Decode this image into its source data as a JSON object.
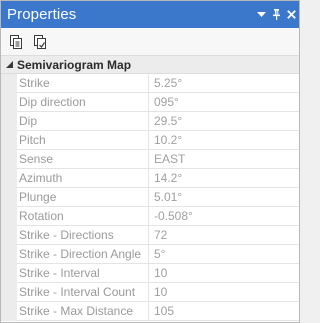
{
  "window": {
    "title": "Properties"
  },
  "section": {
    "title": "Semivariogram Map"
  },
  "properties": [
    {
      "name": "Strike",
      "value": "5.25°"
    },
    {
      "name": "Dip direction",
      "value": "095°"
    },
    {
      "name": "Dip",
      "value": "29.5°"
    },
    {
      "name": "Pitch",
      "value": "10.2°"
    },
    {
      "name": "Sense",
      "value": "EAST"
    },
    {
      "name": "Azimuth",
      "value": "14.2°"
    },
    {
      "name": "Plunge",
      "value": "5.01°"
    },
    {
      "name": "Rotation",
      "value": "-0.508°"
    },
    {
      "name": "Strike - Directions",
      "value": "72"
    },
    {
      "name": "Strike - Direction Angle",
      "value": "5°"
    },
    {
      "name": "Strike - Interval",
      "value": "10"
    },
    {
      "name": "Strike - Interval Count",
      "value": "10"
    },
    {
      "name": "Strike - Max Distance",
      "value": "105"
    }
  ],
  "colors": {
    "titlebar": "#3b78cc",
    "label_text": "#9a9a9a",
    "value_text": "#a0a0a0"
  }
}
+++
_Given problem:_
Find all lines with "Strike" in them and copy each one.

_Full output:_
      "name": "Strike",
      "name": "Strike - Directions",
      "name": "Strike - Direction Angle",
      "name": "Strike - Interval",
      "name": "Strike - Interval Count",
      "name": "Strike - Max Distance",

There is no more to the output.